--- Start of Document text ---

Most everyone here is either getting OFF TOPIC or is just plain old STUPID. Stay on topic! Don't get distracted, remember what the facts are and if you don't KNOW what they are STUDY until you do. Don't believe what I'm going to tell you, take it into -unbiased- consideration, verify it, THEN Speak...
The problem is ICE's (Internal Combustion Engines) are the wrong transport solution, they pollute and cost too many CENTS per mile to operate...now, the answers to this PROBLEM lie in the following concepts:
1) On-board Hydrogen Extraction from water through Electrolosis, then 2) Feeding the Fuel Cell with Made on Demand Hydrogen to produce electricity from the H-Cell to run an electric car OR (in the case of alternative fuel for your presently owned ICE vehicle):
1) On-board Hydrogen Extraction from water through Electrolosis, retard ignition timing, 2) replace fossil fuel with Hydrogen that is made on-demand. ICE engines will theoretically run fine (with minor adjustments) with Propane, Butane or Hydrogen INSTEAD of the Dinosaur Juice.
Get the concepts INTO YOUR HEAD, don't let yourself get drawn into the TRIVIAL.
THIS MATTERS!!!!!!!!!!!!!!! This/THESE technologies EXIST NOW and can also (and should be) utilized to get you OFF THE GRID for essentially FREE POWER for your HOME as well.
Best Wishes, Please Make this Happen!!! Eric
There's a big problem here: electrolysis requires energy. Where is the energy coming from to separate the water into hydrogen and oxygen? They claim that the car is self-contained, that you only need to add water. They don't seem to be implying that you plug it in at night, no suggestion of solar panels on the roof, or anything of that sort.
This system doesn't operate on electrolysis. It uses a chemical reaction to split the H from the 2 O's.
There are plenty of fuel cell systems that operate this way, one is a portable device charger that I've seen on engadget.
[...]It uses a chemical reaction to split the H from the 2 O's.[...]
I thought it was H2O... but maybe I'm wrong
It didn't say it's using electrolysis. It's using a fuel cell type membrane, the water is reacting chemically with the catalyst in the membrane to liberate electrons from the water. (No doubt that catalyst material is The Trade Secret)
I don't understand where the MEA thing take the energy to split the H2O molecule
Of course, something is amiss. No external input, runs on water, exhausts water as waste... That equation don't jive. They don't proclaim an electrolysis mechanism. Rather, they mention some type of metal reaction. I'm gonna go and guess that there is an oxidation going on freeing up the hydrogen. My bet is they're using lithium. After a while, you're gonna have to replace the lithium. The lithium metal is where the energy is coming from, no the water.

--- End of Document text ---

**Goal 1**
Transcribe the discussion about hydrogen-powered cars between "Get the concepts" and "seen on engadget.", inclusive.
**Goal 2**
In the discussion about hydrogen-powered cars, recast the paragraph beginning "There's a big problem here" as a short bulleted list that keeps its main points.
**Goal 3**
Resume the discussion about hydrogen-powered cars after its final comment, adding what comes next.
The items aren't needed for any of this.

--- Start of Data section ---

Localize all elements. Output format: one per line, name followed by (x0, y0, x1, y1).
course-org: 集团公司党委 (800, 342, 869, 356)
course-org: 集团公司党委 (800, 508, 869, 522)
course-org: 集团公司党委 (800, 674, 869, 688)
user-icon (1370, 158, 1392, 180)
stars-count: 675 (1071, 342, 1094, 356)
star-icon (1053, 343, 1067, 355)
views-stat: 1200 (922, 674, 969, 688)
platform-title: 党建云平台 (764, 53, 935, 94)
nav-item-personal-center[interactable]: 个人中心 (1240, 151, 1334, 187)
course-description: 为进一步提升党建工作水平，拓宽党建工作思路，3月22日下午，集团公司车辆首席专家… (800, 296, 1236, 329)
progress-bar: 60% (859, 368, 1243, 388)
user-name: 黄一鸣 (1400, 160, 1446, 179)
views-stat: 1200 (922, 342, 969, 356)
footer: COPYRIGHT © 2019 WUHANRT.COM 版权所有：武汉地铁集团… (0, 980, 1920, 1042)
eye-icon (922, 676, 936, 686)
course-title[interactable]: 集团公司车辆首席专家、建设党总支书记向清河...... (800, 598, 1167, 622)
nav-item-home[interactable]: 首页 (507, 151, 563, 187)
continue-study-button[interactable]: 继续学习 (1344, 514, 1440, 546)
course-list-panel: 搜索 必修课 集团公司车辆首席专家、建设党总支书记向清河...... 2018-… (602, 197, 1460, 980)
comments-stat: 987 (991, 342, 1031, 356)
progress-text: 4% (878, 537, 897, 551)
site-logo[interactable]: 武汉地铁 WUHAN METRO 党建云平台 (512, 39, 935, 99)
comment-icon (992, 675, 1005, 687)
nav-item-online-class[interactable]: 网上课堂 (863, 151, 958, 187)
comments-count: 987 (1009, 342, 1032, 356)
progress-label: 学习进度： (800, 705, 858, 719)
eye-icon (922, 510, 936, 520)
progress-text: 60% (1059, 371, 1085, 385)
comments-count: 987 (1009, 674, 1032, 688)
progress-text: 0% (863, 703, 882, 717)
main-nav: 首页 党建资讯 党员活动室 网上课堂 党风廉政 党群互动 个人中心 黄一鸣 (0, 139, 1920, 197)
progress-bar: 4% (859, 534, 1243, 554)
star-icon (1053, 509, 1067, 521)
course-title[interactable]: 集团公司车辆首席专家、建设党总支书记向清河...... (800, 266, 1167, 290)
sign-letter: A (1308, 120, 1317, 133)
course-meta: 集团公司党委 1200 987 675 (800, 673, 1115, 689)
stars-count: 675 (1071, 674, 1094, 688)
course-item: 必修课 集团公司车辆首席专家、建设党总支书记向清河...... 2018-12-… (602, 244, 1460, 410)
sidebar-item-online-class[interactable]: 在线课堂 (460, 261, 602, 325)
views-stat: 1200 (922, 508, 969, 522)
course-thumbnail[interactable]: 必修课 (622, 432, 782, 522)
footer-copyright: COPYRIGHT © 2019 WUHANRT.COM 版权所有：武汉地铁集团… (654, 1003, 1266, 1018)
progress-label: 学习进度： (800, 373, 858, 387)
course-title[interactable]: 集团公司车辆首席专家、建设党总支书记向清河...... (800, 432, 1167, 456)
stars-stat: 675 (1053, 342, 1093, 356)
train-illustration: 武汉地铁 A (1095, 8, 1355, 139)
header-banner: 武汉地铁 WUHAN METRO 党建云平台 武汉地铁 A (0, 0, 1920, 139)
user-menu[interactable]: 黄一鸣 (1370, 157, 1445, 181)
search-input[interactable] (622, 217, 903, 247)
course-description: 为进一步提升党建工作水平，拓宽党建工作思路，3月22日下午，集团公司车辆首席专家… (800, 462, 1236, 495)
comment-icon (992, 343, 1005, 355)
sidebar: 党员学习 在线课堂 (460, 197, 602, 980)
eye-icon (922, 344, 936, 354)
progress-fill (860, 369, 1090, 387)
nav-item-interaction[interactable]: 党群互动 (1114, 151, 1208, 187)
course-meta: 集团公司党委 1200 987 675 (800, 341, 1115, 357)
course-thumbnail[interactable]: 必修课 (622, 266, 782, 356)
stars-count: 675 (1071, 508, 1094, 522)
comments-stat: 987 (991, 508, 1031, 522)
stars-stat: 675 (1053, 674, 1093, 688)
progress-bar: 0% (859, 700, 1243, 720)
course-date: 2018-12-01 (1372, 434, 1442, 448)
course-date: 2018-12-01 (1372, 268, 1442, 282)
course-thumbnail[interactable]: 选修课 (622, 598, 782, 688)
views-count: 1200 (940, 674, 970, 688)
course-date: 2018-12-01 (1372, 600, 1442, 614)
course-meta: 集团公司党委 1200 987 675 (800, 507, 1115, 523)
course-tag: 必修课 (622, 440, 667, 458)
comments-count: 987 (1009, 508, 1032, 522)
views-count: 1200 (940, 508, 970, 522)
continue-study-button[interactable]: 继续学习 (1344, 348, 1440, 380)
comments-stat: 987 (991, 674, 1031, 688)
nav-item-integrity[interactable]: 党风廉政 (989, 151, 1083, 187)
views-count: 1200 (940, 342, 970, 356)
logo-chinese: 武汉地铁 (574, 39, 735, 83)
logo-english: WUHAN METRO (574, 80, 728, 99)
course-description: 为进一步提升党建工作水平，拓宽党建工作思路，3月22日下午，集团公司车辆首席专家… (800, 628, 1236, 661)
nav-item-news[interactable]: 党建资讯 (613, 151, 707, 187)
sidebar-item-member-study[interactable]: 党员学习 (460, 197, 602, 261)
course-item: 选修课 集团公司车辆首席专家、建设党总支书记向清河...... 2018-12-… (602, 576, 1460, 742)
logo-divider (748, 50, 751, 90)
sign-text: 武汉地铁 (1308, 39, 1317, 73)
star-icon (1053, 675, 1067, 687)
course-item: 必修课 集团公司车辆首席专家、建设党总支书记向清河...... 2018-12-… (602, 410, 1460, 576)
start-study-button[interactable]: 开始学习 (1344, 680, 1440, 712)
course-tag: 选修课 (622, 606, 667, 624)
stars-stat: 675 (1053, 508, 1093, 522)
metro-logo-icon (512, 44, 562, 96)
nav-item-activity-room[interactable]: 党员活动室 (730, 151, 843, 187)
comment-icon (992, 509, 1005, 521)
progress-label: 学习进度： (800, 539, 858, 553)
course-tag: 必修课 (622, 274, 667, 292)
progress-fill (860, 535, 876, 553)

--- End of Data section ---

**Final answer 1**
Get the concepts INTO YOUR HEAD, don't let yourself get drawn into the TRIVIAL.
THIS MATTERS!!!!!!!!!!!!!!! This/THESE technologies EXIST NOW and can also (and should be) utilized to get you OFF THE GRID for essentially FREE POWER for your HOME as well.
Best Wishes, Please Make this Happen!!! Eric
There's a big problem here: electrolysis requires energy. Where is the energy coming from to separate the water into hydrogen and oxygen? They claim that the car is self-contained, that you only need to add water. They don't seem to be implying that you plug it in at night, no suggestion of solar panels on the roof, or anything of that sort.
This system doesn't operate on electrolysis. It uses a chemical reaction to split the H from the 2 O's.
There are plenty of fuel cell systems that operate this way, one is a portable device charger that I've seen on engadget.

**Final answer 2**
- Electrolysis requires energy to split water into hydrogen and oxygen.
- It is unclear where that energy comes from.
- The makers claim the car is self-contained and needs only added water.
- They don't suggest plugging it in at night, putting solar panels on the roof, or anything similar.

**Final answer 3**
Also, 300W motor is not enough to power a car. That's only 0.4 HP. Shady, shady, shady.
"no the water" = "not the water"
sorries
They could also be using magnesium water-activated batteries like those found in buoys.
> The lithium metal is where the energy is coming from, no the water.
Exactly. Some people just need to endlessly repeat to themselves "water is not a fuel" until perhaps one day it will sink in. The other thing you hear is "this membrane works like a catalyst that breaks down the water." The only problem is that a catalyst provides an alternate lower energy path from a high energy state to a low energy state. No catalyst I've ever heard of takes you the other way, unless you call some form of energy a catalyst.
Another way is gallium-aluminum pellets (see Jerry Woodall's work). Same result, though ... the pellets are oxidized and, once consumed, need to be exchanged for fresh ones and energy used to recycle the oxidized pellets back into fresh ones.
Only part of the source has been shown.